BEGIN SOURCE DATA
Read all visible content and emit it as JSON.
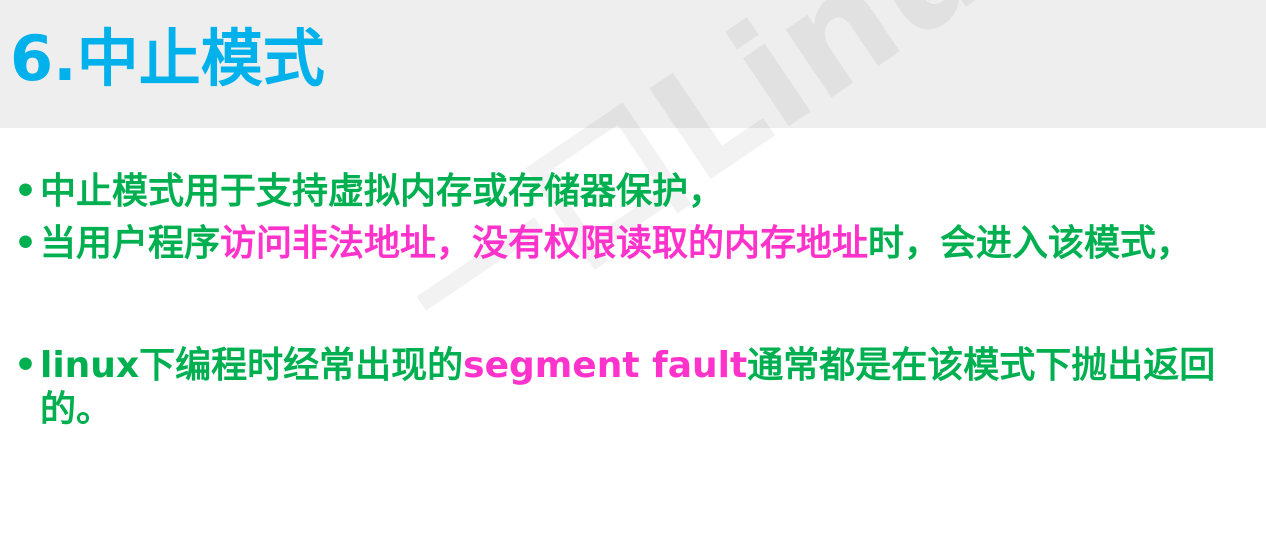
{
  "slide": {
    "title": "6.中止模式",
    "watermark": "一口Linux",
    "bullet_char": "•",
    "bullets": [
      {
        "parts": [
          {
            "text": "中止模式用于支持虚拟内存或存储器保护，"
          }
        ]
      },
      {
        "parts": [
          {
            "text": "当用户程序"
          },
          {
            "text": "访问非法地址，没有权限读取的内存地址"
          },
          {
            "text": "时，会进入该模式，"
          }
        ]
      },
      {
        "parts": [
          {
            "text": "linux下编程时经常出现的"
          },
          {
            "text": "segment fault"
          },
          {
            "text": "通常都是在该模式下抛出返回的。"
          }
        ]
      }
    ]
  },
  "colors": {
    "title": "#00b1eb",
    "text": "#00b050",
    "highlight": "#ff33cc",
    "title_bar_bg": "#eeeeee"
  }
}
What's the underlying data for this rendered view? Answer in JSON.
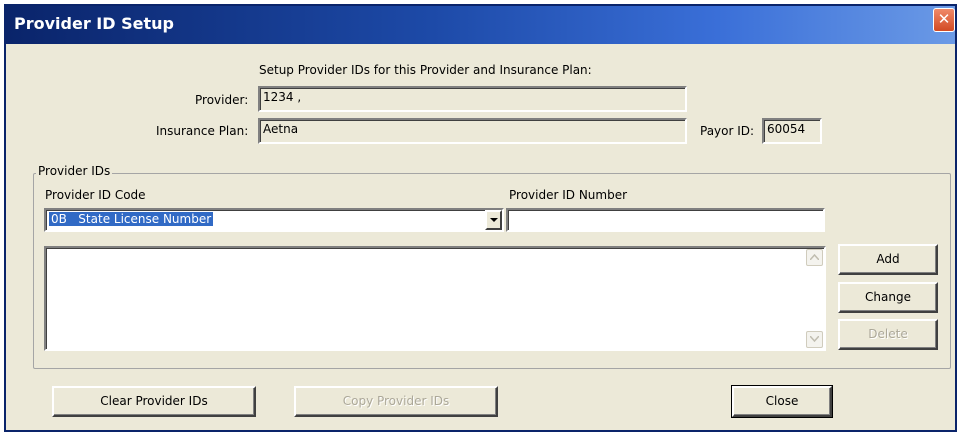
END SOURCE DATA
* _GOAL_
Go through the entries above and print each one exactly, minus the pictures.

* _SOLUTION TO THE PROBLEM_
Read all visible content and emit it as JSON.
{
  "slide": {
    "title": "6.中止模式",
    "watermark": "一口Linux",
    "bullet_char": "•",
    "bullets": [
      {
        "parts": [
          {
            "text": "中止模式用于支持虚拟内存或存储器保护，"
          }
        ]
      },
      {
        "parts": [
          {
            "text": "当用户程序"
          },
          {
            "text": "访问非法地址，没有权限读取的内存地址"
          },
          {
            "text": "时，会进入该模式，"
          }
        ]
      },
      {
        "parts": [
          {
            "text": "linux下编程时经常出现的"
          },
          {
            "text": "segment fault"
          },
          {
            "text": "通常都是在该模式下抛出返回的。"
          }
        ]
      }
    ]
  },
  "colors": {
    "title": "#00b1eb",
    "text": "#00b050",
    "highlight": "#ff33cc",
    "title_bar_bg": "#eeeeee"
  }
}
What's the underlying data for this rendered view? Answer in JSON.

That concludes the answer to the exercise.